Decide whether each statement agrees with the bug report that follows, and answer yes or no for each, quoting the deciding words of the report. 1. The report lists its severity as critical. 2. The mysql.slave_worker_info table has a field named "Worker_id". 3. The query on mysql.slave_worker_info returned five rows.

Passage given —

------------------------------------------------

Bug #70426 mismatch between slave_worker_info and replication_execute_status_by_worker
Submitted: 26 Sep 2013 1:10 Modified: 24 Oct 2013 13:27
Reporter: Giuseppe Maxia Email Updates:
Status: Closed Impact on me:
None 
Category:MySQL Server: Replication Severity:S1 (Critical)
Version:5.7.2 OS:Linux
Assigned to: CPU Architecture:Any
Tags: Monitoring, parallel, replication

[26 Sep 2013 1:10] Giuseppe Maxia
Description:
According to the documentation (http://dev.mysql.com/doc/refman/5.7/en/replication-execute-status-by-worker-table.html)

"The replication_execute_status_by_worker table has these columns:

WORKER_ID

The worker identifier (same value as the Worker_id column in the mysql.slave_worker_info table).
"

However, there are two problems:
* the table mysql.slave_worker_info has no "Worker_id" field;
*  Assuming that the column in mysql.slave_worker_info is "Id", which exists, the values do not match:

select id, relay_log_name,relay_log_pos, master_log_name,master_log_pos from mysql.slave_worker_info;select worker_id,service_state,last_seen_transaction from performance_schema . replication_execute_status_by_worker;
+----+-----------------------+---------------+------------------+----------------+
| id | relay_log_name        | relay_log_pos | master_log_name  | master_log_pos |
+----+-----------------------+---------------+------------------+----------------+
|  1 | ./qa-relay-bin.000006 |     147165231 | mysql-bin.000002 |      147165021 |
|  2 | ./qa-relay-bin.000006 |     148397777 | mysql-bin.000002 |      148397567 |
|  3 | ./qa-relay-bin.000006 |     148640659 | mysql-bin.000002 |      148640449 |
|  4 | ./qa-relay-bin.000006 |     149067681 | mysql-bin.000002 |      149067471 |
|  5 | ./qa-relay-bin.000006 |     149265614 | mysql-bin.000002 |      149265404 |
+----+-----------------------+---------------+------------------+----------------+
5 rows in set (0.00 sec)

------------------------------------------------

Record list —

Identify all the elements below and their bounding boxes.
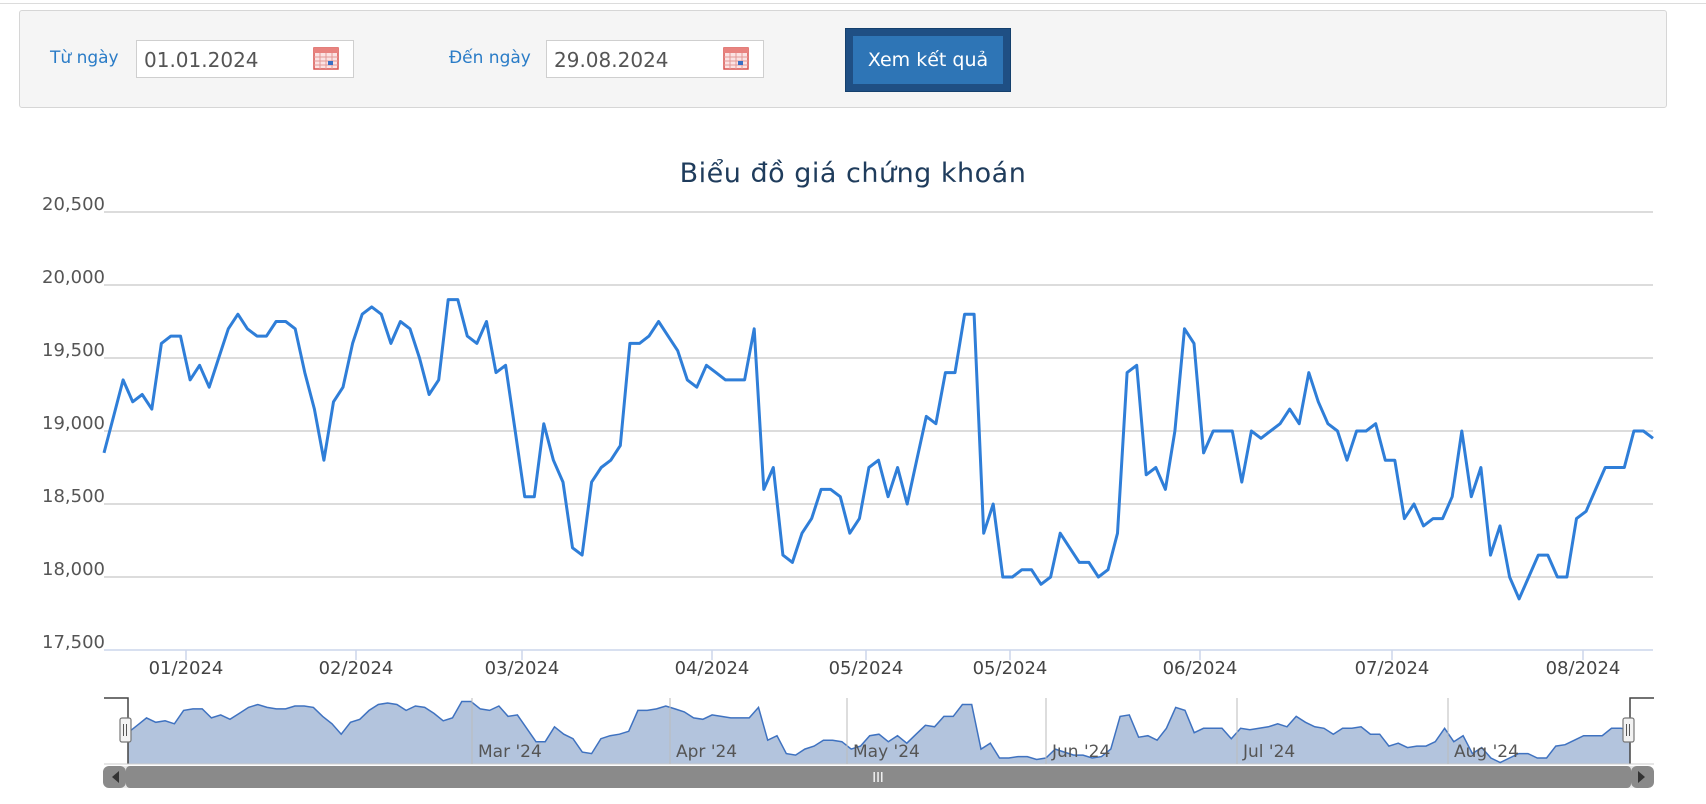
navigator: Mar '24 Apr '24 May '24 Jun '24 Jul '24 Aug '… <box>104 697 1654 765</box>
grip-handle-icon[interactable] <box>119 717 132 743</box>
navigator-label: Apr '24 <box>676 742 737 762</box>
grip-handle-icon[interactable] <box>1622 717 1635 743</box>
x-tick-label: 07/2024 <box>1355 658 1430 679</box>
view-results-button[interactable]: Xem kết quả <box>845 28 1011 92</box>
y-tick-label: 19,000 <box>42 413 105 434</box>
navigator-label: Aug '24 <box>1454 742 1519 762</box>
x-tick-label: 05/2024 <box>973 658 1048 679</box>
x-axis: 01/2024 02/2024 03/2024 04/2024 05/2024 05/20… <box>104 649 1653 679</box>
x-tick-label: 05/2024 <box>829 658 904 679</box>
x-tick-label: 06/2024 <box>1163 658 1238 679</box>
from-date-value: 01.01.2024 <box>144 48 259 72</box>
right-handle-box[interactable] <box>1622 717 1635 743</box>
navigator-label: May '24 <box>853 742 920 762</box>
y-axis-ticks: 17,500 18,000 18,500 19,000 19,500 20,000 20,5… <box>42 194 105 653</box>
calendar-icon[interactable] <box>313 46 339 70</box>
x-tick-label: 04/2024 <box>675 658 750 679</box>
top-divider <box>0 3 1706 4</box>
view-results-label: Xem kết quả <box>853 36 1003 84</box>
from-date-input[interactable]: 01.01.2024 <box>136 40 354 78</box>
navigator-area <box>128 701 1630 764</box>
y-tick-label: 18,000 <box>42 559 105 580</box>
chart-title: Biểu đồ giá chứng khoán <box>679 158 1027 189</box>
y-tick-label: 17,500 <box>42 632 105 653</box>
scrollbar[interactable]: III <box>103 766 1654 788</box>
navigator-line <box>127 700 1631 764</box>
price-line <box>102 298 1654 601</box>
to-date-value: 29.08.2024 <box>554 48 669 72</box>
arrow-right-icon[interactable] <box>1638 771 1645 783</box>
y-tick-label: 20,500 <box>42 194 105 215</box>
x-tick-label: 02/2024 <box>319 658 394 679</box>
y-tick-label: 18,500 <box>42 486 105 507</box>
calendar-icon[interactable] <box>723 46 749 70</box>
to-date-label: Đến ngày <box>449 48 531 68</box>
scrollbar-grip-icon[interactable]: III <box>872 771 884 786</box>
to-date-input[interactable]: 29.08.2024 <box>546 40 764 78</box>
x-tick-label: 08/2024 <box>1546 658 1621 679</box>
y-tick-label: 20,000 <box>42 267 105 288</box>
navigator-label: Mar '24 <box>478 742 542 762</box>
price-series <box>102 298 1654 601</box>
y-tick-label: 19,500 <box>42 340 105 361</box>
x-tick-label: 01/2024 <box>149 658 224 679</box>
scrollbar-thumb[interactable] <box>126 766 1631 788</box>
arrow-left-icon[interactable] <box>112 771 119 783</box>
left-handle-box[interactable] <box>119 717 132 743</box>
grid-lines <box>104 211 1653 578</box>
navigator-label: Jul '24 <box>1242 742 1295 762</box>
x-tick-label: 03/2024 <box>485 658 560 679</box>
navigator-label: Jun '24 <box>1051 742 1110 762</box>
from-date-label: Từ ngày <box>50 48 119 68</box>
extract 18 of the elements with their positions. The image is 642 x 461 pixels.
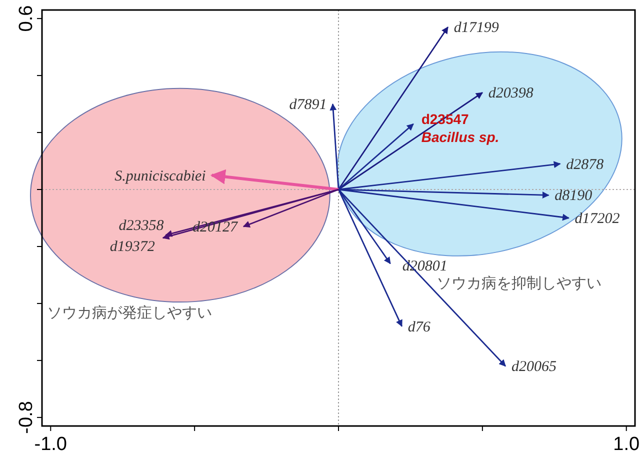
annotation: ソウカ病が発症しやすい [47,304,212,322]
y-tick-label: -0.8 [16,401,37,434]
x-tick-label: 1.0 [613,434,640,455]
series-label: d20127 [192,220,240,236]
series-label: d76 [408,319,431,336]
series-label: d20065 [511,359,557,376]
series-label: d17199 [454,20,500,36]
series-label: d2878 [566,156,604,173]
series-label: d23358 [118,218,164,234]
series-label: S.puniciscabiei [114,168,206,184]
series-label: d19372 [110,238,156,255]
series-label: d7891 [289,97,327,114]
series-label: d20398 [488,86,534,102]
x-tick-label: -1.0 [34,434,68,455]
series-label: d17202 [574,211,620,227]
y-tick-label: 0.6 [16,5,37,32]
annotation: ソウカ病を抑制しやすい [436,274,602,292]
series-label: d8190 [554,188,593,204]
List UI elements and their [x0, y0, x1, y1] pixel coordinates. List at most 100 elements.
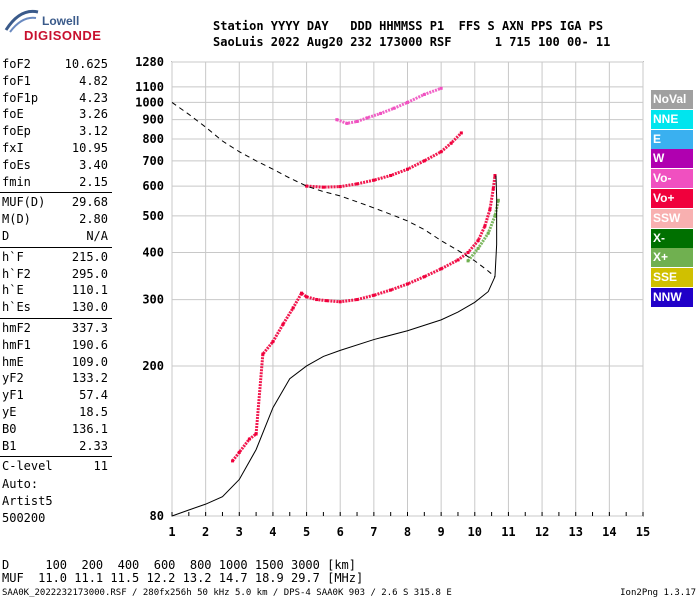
parameter-row: D N/A	[0, 228, 112, 245]
parameter-name: M(D)	[2, 212, 31, 227]
parameter-name: D	[2, 229, 10, 243]
echo-point	[305, 295, 309, 299]
echo-point	[338, 185, 342, 189]
parameter-name: foEp	[2, 124, 31, 139]
x-tick-label: 3	[236, 525, 243, 539]
parameter-value: 3.12	[79, 124, 108, 139]
echo-point	[483, 224, 487, 228]
parameter-row: B1 2.33	[0, 438, 112, 455]
x-tick-label: 11	[501, 525, 515, 539]
parameter-separator	[0, 318, 112, 319]
parameter-name: B1	[2, 438, 17, 453]
legend-item: X+	[651, 248, 693, 268]
echo-point	[325, 299, 329, 303]
legend-item: NNW	[651, 287, 693, 307]
x-tick-label: 10	[468, 525, 482, 539]
parameter-name: foE	[2, 107, 24, 122]
echo-point	[355, 120, 359, 124]
echo-point	[439, 267, 443, 271]
y-tick-label: 300	[142, 293, 164, 307]
digisonde-logo: Lowell DIGISONDE	[2, 6, 112, 46]
echo-point	[305, 184, 309, 188]
echo-point	[392, 106, 396, 110]
echo-point	[491, 187, 495, 191]
echo-point	[338, 300, 342, 304]
parameter-name: foF1p	[2, 90, 39, 105]
echo-trace	[306, 131, 463, 189]
legend-item: Vo-	[651, 169, 693, 189]
logo-digisonde: DIGISONDE	[24, 28, 102, 43]
parameter-row: foE 3.26	[0, 106, 112, 123]
parameter-row: fmin 2.15	[0, 174, 112, 191]
y-tick-label: 700	[142, 154, 164, 168]
legend: NoVal NNE E W Vo- Vo+ SSW X- X+ SSE NNW	[651, 90, 693, 308]
parameter-row: fxI 10.95	[0, 140, 112, 157]
parameter-name: foEs	[2, 157, 31, 172]
parameter-value: 2.15	[79, 174, 108, 189]
parameter-row: yE 18.5	[0, 404, 112, 421]
auto-line-1: Auto:	[2, 477, 39, 491]
legend-item: X-	[651, 228, 693, 248]
parameter-value: 4.82	[79, 73, 108, 88]
legend-item: Vo+	[651, 188, 693, 208]
y-tick-label: 1100	[135, 80, 164, 94]
echo-point	[355, 182, 359, 186]
legend-item: SSE	[651, 268, 693, 288]
echo-point	[365, 116, 369, 120]
parameter-name: h`F	[2, 249, 24, 264]
echo-point	[261, 352, 265, 356]
auto-scaling-label: Auto: Artist5 500200	[2, 476, 53, 526]
parameter-separator	[0, 192, 112, 194]
echo-point	[406, 100, 409, 104]
parameter-value: 136.1	[71, 421, 108, 436]
echo-point	[422, 159, 426, 163]
parameter-name: yF2	[2, 371, 24, 386]
echo-point	[406, 167, 409, 171]
parameter-value: 109.0	[71, 354, 108, 369]
echo-point	[493, 214, 497, 218]
parameter-value: 4.23	[79, 90, 108, 105]
parameter-value: 2.33	[79, 438, 108, 453]
parameter-value: 110.1	[71, 283, 108, 298]
parameter-row: yF1 57.4	[0, 387, 112, 404]
x-tick-label: 4	[269, 525, 276, 539]
station-header: Station YYYY DAY DDD HHMMSS P1 FFS S AXN…	[213, 18, 610, 50]
header-line-1: Station YYYY DAY DDD HHMMSS P1 FFS S AXN…	[213, 19, 604, 33]
legend-item: NNE	[651, 109, 693, 129]
echo-point	[389, 288, 393, 292]
muf-distance-row: D 100 200 400 600 800 1000 1500 3000 [km…	[2, 558, 357, 572]
echo-point	[466, 259, 470, 263]
echo-point	[422, 275, 426, 279]
y-tick-label: 200	[142, 359, 164, 373]
parameter-value: 3.40	[79, 157, 108, 172]
parameter-row: h`E 110.1	[0, 282, 112, 299]
x-tick-label: 12	[535, 525, 549, 539]
y-tick-label: 500	[142, 209, 164, 223]
parameter-value: 10.625	[64, 57, 108, 71]
parameter-name: h`E	[2, 283, 24, 298]
x-tick-label: 9	[438, 525, 445, 539]
echo-point	[254, 432, 258, 436]
echo-point	[496, 198, 500, 202]
logo-lowell: Lowell	[42, 14, 80, 28]
legend-item: NoVal	[651, 90, 693, 109]
parameter-row: foF1 4.82	[0, 73, 112, 90]
x-tick-label: 15	[636, 525, 650, 539]
x-tick-label: 13	[568, 525, 582, 539]
echo-point	[372, 293, 376, 297]
echo-point	[300, 291, 304, 295]
parameter-value: 11	[93, 459, 108, 474]
x-tick-label: 14	[602, 525, 616, 539]
parameter-name: hmF2	[2, 321, 31, 335]
muf-dashed-curve	[171, 102, 496, 278]
muf-value-row: MUF 11.0 11.1 11.5 12.2 13.2 14.7 18.9 2…	[2, 571, 364, 585]
echo-point	[231, 459, 235, 463]
parameter-row: MUF(D) 29.68	[0, 194, 112, 211]
echo-point	[237, 450, 241, 454]
echo-point	[281, 322, 285, 326]
echo-point	[456, 258, 460, 262]
echo-point	[389, 174, 393, 177]
parameter-row: h`Es 130.0	[0, 299, 112, 316]
parameter-name: C-level	[2, 459, 53, 474]
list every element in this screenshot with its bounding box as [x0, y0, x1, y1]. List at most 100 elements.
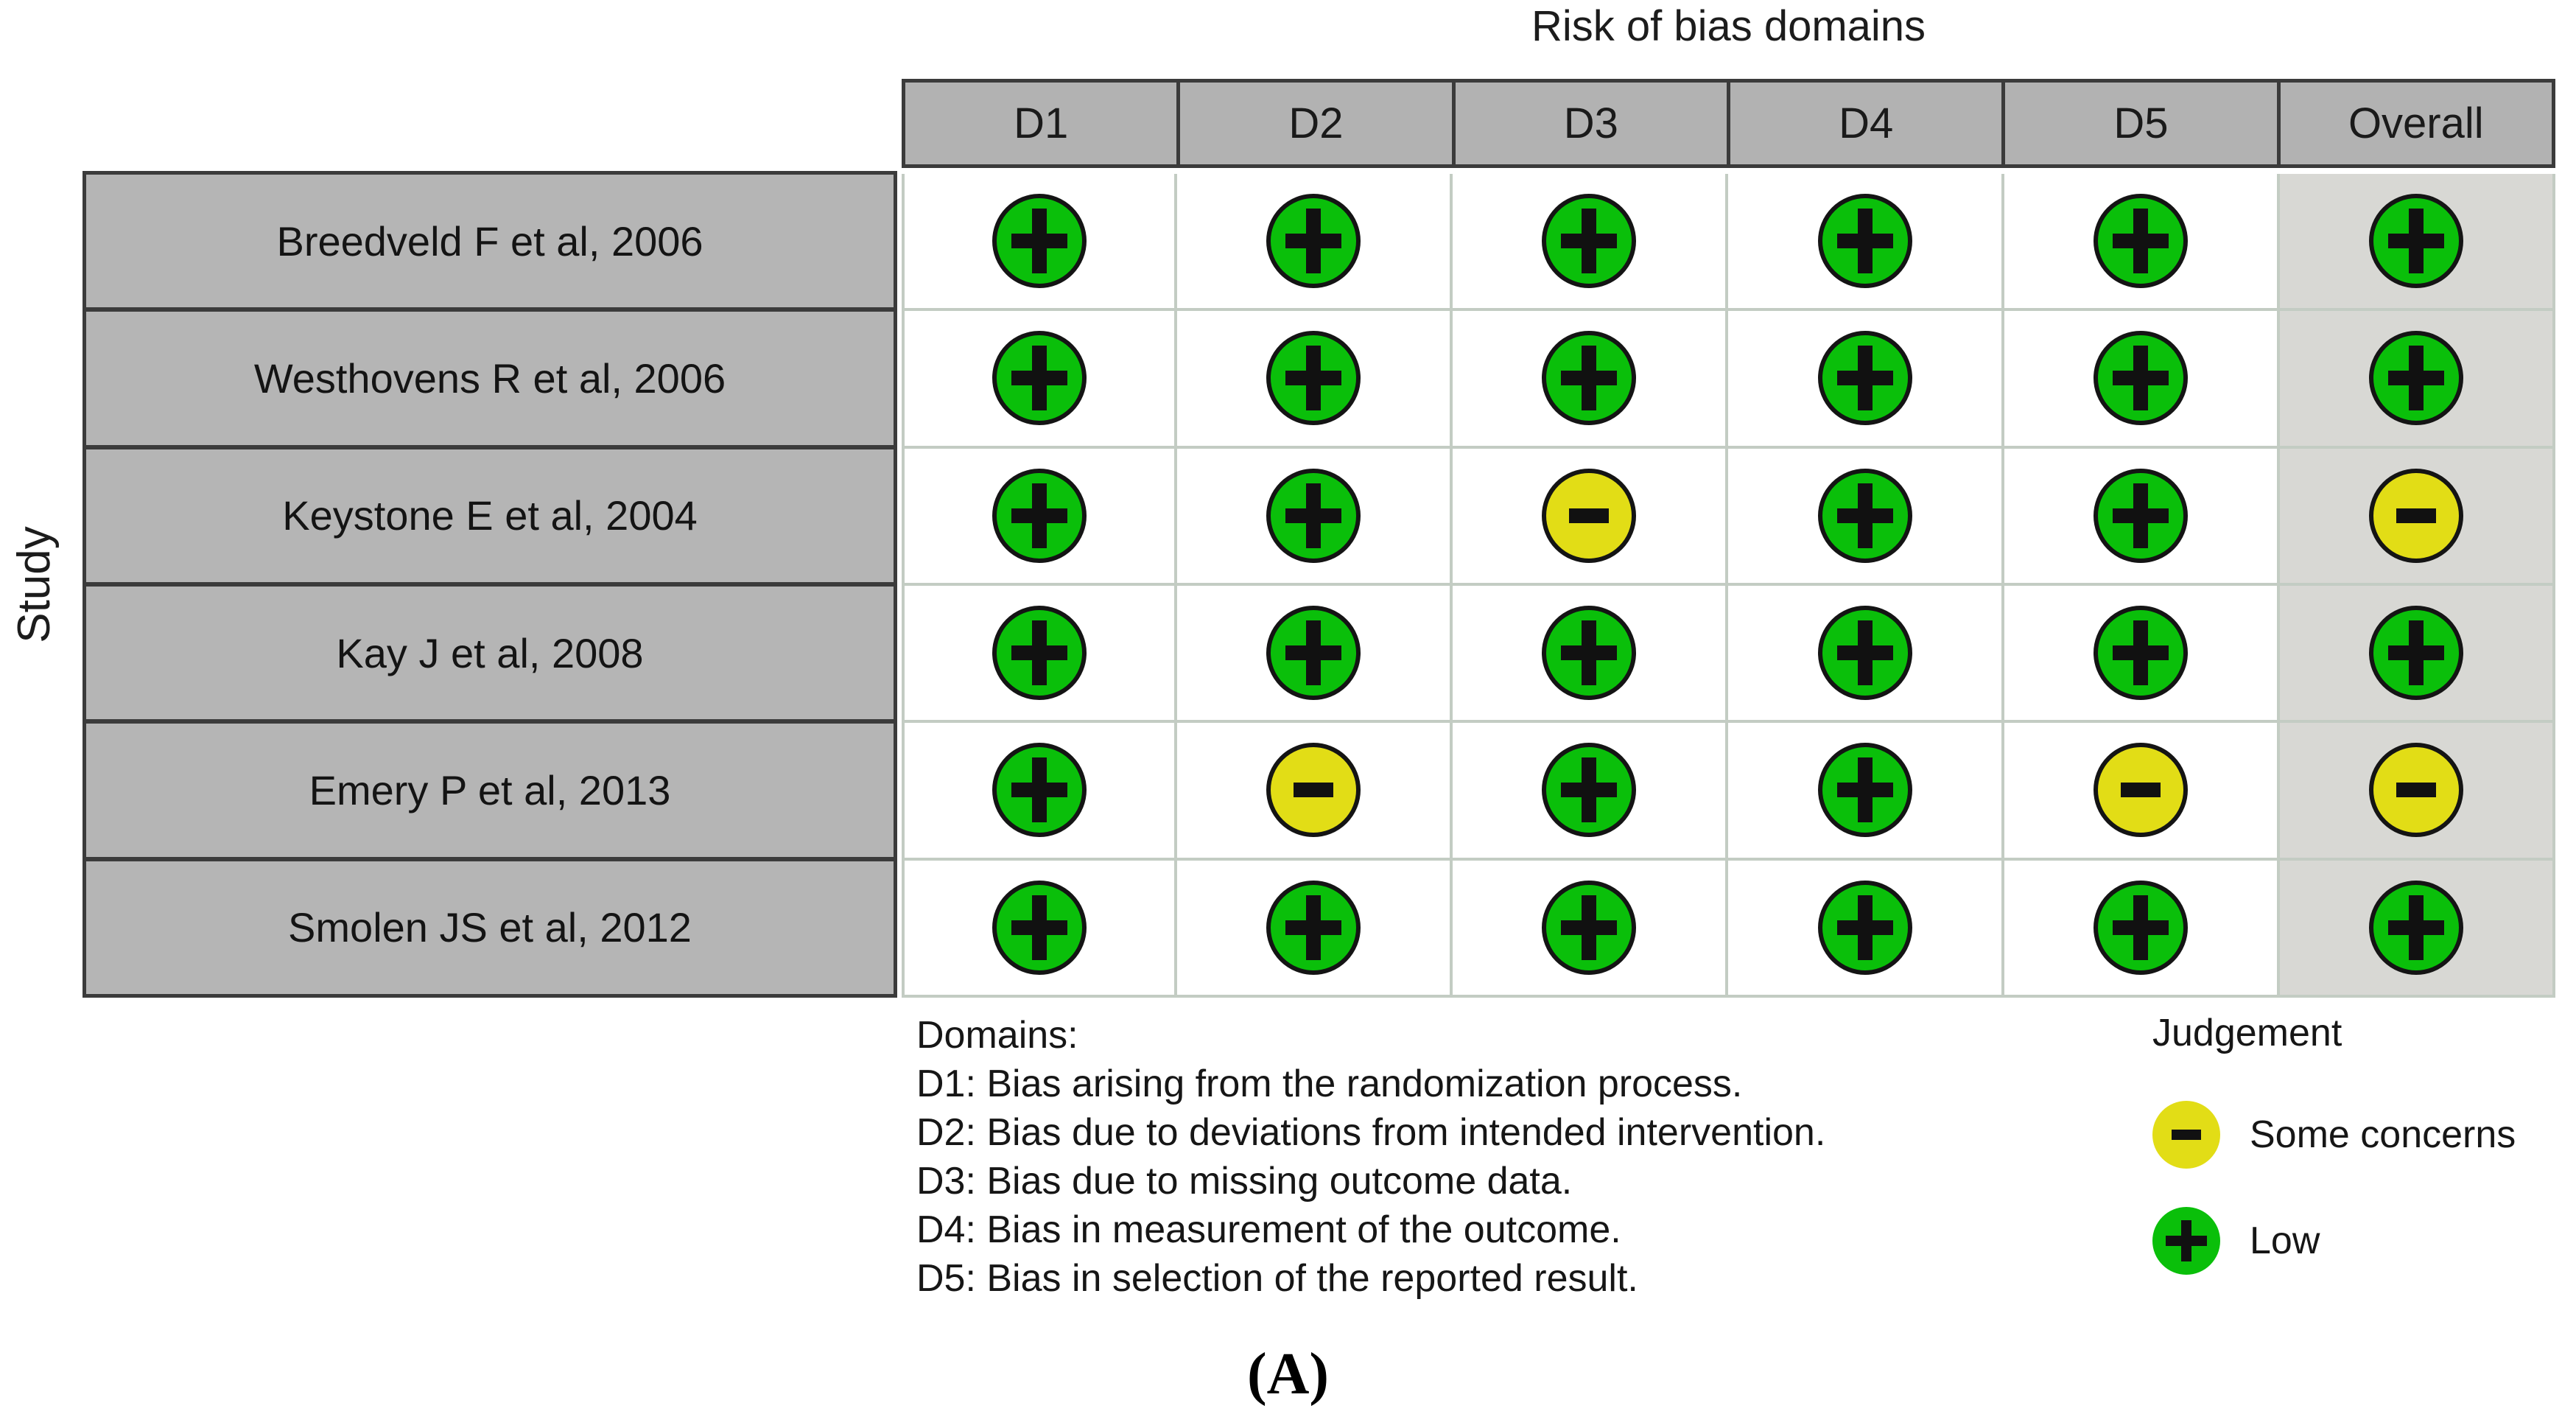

------------------------------------------------

Answer —
1. Yes: "Severity:S1 (Critical)"
2. No: "the table mysql.slave_worker_info has no "Worker_id" field"
3. Yes: "5 rows in set (0.00 sec)"